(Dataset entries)
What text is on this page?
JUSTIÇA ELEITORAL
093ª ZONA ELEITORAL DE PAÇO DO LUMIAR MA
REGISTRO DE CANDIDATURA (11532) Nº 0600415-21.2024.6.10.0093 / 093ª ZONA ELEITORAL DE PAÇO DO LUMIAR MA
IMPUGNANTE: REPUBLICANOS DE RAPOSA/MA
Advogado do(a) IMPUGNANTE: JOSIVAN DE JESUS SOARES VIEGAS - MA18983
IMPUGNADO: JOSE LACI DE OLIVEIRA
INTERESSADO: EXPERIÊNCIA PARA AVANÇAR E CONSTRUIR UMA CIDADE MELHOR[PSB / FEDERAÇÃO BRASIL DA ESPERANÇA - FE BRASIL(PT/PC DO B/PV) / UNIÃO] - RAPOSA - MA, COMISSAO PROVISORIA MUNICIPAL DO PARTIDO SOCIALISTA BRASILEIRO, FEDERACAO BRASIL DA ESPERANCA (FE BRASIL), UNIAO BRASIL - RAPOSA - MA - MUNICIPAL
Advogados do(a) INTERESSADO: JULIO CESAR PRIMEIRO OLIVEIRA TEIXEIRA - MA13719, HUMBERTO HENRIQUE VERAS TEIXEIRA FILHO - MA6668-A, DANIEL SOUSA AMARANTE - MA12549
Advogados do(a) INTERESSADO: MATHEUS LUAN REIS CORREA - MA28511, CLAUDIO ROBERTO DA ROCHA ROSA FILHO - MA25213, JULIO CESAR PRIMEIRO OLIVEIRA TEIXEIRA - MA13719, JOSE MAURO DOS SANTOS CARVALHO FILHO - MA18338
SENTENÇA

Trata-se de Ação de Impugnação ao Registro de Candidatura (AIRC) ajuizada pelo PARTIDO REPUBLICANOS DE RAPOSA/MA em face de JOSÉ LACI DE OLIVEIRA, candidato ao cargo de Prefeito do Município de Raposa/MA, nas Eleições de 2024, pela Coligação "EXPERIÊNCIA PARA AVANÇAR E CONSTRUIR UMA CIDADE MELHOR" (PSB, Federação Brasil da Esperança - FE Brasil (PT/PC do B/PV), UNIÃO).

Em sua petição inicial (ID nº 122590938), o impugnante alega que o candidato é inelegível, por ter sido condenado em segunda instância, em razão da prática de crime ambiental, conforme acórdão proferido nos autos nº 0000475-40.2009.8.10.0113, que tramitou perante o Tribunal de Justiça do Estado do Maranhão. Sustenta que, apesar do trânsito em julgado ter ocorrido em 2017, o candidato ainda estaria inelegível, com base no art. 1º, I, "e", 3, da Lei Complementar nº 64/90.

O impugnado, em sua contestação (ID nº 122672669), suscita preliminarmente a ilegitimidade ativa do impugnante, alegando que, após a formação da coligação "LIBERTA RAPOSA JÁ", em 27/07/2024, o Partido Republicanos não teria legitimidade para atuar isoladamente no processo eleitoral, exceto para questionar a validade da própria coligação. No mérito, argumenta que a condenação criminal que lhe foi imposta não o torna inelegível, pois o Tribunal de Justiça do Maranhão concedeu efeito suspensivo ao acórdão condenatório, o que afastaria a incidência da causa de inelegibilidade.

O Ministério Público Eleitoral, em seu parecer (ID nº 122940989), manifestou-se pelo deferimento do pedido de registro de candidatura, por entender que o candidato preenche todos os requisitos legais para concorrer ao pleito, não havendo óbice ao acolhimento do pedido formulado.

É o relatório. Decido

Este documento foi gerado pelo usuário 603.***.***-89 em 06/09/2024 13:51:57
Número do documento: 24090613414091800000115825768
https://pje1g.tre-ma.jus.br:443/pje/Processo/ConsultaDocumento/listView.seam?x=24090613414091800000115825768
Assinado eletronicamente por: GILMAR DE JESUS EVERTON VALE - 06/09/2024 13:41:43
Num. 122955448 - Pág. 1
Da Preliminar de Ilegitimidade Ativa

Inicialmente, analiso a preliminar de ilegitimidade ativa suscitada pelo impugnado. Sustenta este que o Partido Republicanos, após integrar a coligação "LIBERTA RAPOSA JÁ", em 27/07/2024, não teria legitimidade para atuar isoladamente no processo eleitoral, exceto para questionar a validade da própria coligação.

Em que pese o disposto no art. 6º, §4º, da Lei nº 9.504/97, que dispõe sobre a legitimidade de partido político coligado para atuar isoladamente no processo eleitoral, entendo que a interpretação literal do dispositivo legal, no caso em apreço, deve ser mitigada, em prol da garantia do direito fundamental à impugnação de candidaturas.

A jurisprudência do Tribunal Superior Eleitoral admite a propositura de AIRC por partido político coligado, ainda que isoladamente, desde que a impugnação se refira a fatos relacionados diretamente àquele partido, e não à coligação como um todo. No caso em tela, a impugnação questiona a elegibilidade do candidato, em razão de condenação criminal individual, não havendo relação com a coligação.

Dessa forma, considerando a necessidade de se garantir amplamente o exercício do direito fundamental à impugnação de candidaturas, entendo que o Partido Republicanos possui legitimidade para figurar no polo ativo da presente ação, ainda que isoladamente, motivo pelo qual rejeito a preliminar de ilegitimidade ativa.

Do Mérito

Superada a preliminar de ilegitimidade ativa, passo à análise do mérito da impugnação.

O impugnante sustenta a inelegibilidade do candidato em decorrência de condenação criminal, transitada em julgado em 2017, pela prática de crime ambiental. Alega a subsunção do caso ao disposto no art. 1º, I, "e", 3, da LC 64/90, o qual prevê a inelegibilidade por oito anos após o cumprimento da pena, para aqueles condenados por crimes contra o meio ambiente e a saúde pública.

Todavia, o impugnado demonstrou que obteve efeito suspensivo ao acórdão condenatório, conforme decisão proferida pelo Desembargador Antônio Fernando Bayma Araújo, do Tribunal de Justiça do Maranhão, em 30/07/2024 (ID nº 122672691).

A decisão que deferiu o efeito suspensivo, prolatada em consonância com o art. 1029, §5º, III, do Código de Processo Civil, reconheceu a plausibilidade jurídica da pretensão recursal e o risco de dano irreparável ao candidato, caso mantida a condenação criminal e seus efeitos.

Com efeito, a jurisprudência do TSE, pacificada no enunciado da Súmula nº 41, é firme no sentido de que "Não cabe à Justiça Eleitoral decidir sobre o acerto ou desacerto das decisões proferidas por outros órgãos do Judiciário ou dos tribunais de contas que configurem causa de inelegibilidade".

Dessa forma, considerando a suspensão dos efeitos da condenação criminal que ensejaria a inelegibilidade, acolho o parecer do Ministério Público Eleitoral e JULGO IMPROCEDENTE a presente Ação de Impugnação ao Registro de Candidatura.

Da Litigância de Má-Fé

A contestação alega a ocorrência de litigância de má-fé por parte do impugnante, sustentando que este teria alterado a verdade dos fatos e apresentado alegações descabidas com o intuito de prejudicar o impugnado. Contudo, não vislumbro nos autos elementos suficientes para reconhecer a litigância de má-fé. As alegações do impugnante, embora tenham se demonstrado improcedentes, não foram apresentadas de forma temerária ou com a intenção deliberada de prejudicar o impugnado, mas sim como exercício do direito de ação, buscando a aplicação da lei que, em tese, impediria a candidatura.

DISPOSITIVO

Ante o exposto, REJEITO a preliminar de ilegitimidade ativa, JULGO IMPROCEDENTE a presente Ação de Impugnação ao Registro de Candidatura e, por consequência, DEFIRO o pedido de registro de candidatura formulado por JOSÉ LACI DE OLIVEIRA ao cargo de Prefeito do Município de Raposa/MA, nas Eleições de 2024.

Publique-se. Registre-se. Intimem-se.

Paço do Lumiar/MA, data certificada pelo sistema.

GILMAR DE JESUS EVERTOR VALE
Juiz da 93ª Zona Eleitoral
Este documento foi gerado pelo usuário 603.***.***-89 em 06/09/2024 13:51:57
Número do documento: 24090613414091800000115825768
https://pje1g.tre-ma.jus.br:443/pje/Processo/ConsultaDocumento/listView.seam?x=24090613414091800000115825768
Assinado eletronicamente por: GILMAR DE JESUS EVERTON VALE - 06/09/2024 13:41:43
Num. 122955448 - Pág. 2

What you will do:
Identify the lines in the records above that contain the word "CONSTRUIR", then state how many there are and nothing more.

Answer to this exercise:
2